MATERIAL FOR THE TASK:
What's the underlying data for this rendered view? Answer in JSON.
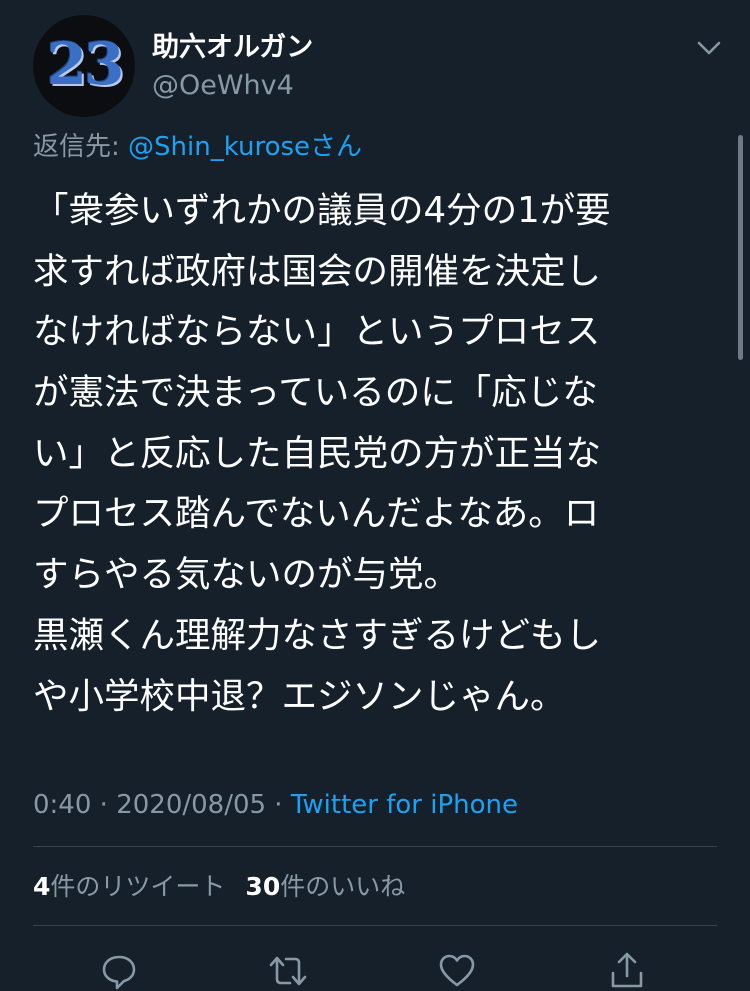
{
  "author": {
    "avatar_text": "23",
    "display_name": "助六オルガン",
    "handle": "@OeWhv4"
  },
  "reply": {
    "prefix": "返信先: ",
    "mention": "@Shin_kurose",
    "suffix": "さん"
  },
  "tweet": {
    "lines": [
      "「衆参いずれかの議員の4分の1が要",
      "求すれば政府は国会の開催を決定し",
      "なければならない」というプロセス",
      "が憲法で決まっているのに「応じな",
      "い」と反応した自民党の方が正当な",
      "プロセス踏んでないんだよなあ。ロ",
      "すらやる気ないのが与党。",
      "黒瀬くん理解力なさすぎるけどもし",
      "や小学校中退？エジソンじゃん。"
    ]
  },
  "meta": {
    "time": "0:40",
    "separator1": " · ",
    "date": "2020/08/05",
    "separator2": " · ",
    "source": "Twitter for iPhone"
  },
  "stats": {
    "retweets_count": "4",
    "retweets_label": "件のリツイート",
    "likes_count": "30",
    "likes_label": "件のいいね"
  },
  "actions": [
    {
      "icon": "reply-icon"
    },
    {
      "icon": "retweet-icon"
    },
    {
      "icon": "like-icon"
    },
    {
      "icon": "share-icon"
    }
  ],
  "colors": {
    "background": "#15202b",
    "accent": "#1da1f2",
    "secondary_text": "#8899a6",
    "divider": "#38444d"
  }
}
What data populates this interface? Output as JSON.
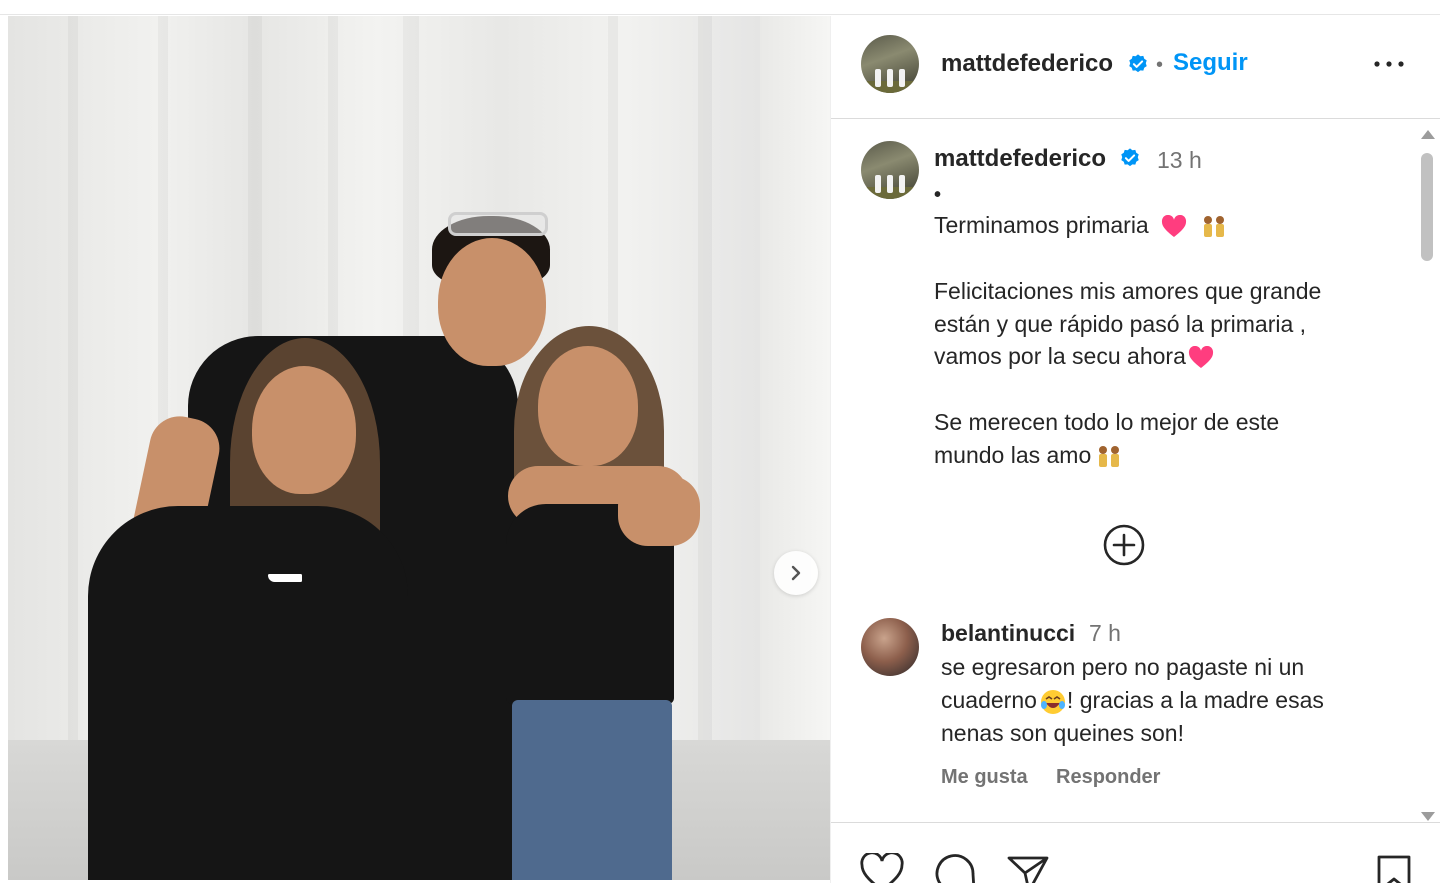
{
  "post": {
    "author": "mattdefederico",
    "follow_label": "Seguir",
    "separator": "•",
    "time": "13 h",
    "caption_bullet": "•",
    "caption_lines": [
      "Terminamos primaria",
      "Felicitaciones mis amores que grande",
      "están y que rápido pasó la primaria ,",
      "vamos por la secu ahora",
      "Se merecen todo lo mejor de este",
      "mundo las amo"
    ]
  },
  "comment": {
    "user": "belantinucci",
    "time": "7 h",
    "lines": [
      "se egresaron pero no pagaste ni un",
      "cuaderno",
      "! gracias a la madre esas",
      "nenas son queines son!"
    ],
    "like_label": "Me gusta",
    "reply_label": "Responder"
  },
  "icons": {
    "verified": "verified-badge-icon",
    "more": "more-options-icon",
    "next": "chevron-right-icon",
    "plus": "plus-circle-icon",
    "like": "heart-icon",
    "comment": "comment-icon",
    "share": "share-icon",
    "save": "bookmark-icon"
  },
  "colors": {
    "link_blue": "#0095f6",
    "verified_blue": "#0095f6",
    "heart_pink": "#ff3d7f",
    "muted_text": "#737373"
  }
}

THE TASK:
Restate each entry word for word, leaving out any pictures.

RESULT:
What's the underlying data for this rendered view? Answer in JSON.
{
  "author": {
    "avatar_text": "23",
    "display_name": "助六オルガン",
    "handle": "@OeWhv4"
  },
  "reply": {
    "prefix": "返信先: ",
    "mention": "@Shin_kurose",
    "suffix": "さん"
  },
  "tweet": {
    "lines": [
      "「衆参いずれかの議員の4分の1が要",
      "求すれば政府は国会の開催を決定し",
      "なければならない」というプロセス",
      "が憲法で決まっているのに「応じな",
      "い」と反応した自民党の方が正当な",
      "プロセス踏んでないんだよなあ。ロ",
      "すらやる気ないのが与党。",
      "黒瀬くん理解力なさすぎるけどもし",
      "や小学校中退？エジソンじゃん。"
    ]
  },
  "meta": {
    "time": "0:40",
    "separator1": " · ",
    "date": "2020/08/05",
    "separator2": " · ",
    "source": "Twitter for iPhone"
  },
  "stats": {
    "retweets_count": "4",
    "retweets_label": "件のリツイート",
    "likes_count": "30",
    "likes_label": "件のいいね"
  },
  "actions": [
    {
      "icon": "reply-icon"
    },
    {
      "icon": "retweet-icon"
    },
    {
      "icon": "like-icon"
    },
    {
      "icon": "share-icon"
    }
  ],
  "colors": {
    "background": "#15202b",
    "accent": "#1da1f2",
    "secondary_text": "#8899a6",
    "divider": "#38444d"
  }
}
What data populates this interface? Output as JSON.
{
  "post": {
    "author": "mattdefederico",
    "follow_label": "Seguir",
    "separator": "•",
    "time": "13 h",
    "caption_bullet": "•",
    "caption_lines": [
      "Terminamos primaria",
      "Felicitaciones mis amores que grande",
      "están y que rápido pasó la primaria ,",
      "vamos por la secu ahora",
      "Se merecen todo lo mejor de este",
      "mundo las amo"
    ]
  },
  "comment": {
    "user": "belantinucci",
    "time": "7 h",
    "lines": [
      "se egresaron pero no pagaste ni un",
      "cuaderno",
      "! gracias a la madre esas",
      "nenas son queines son!"
    ],
    "like_label": "Me gusta",
    "reply_label": "Responder"
  },
  "icons": {
    "verified": "verified-badge-icon",
    "more": "more-options-icon",
    "next": "chevron-right-icon",
    "plus": "plus-circle-icon",
    "like": "heart-icon",
    "comment": "comment-icon",
    "share": "share-icon",
    "save": "bookmark-icon"
  },
  "colors": {
    "link_blue": "#0095f6",
    "verified_blue": "#0095f6",
    "heart_pink": "#ff3d7f",
    "muted_text": "#737373"
  }
}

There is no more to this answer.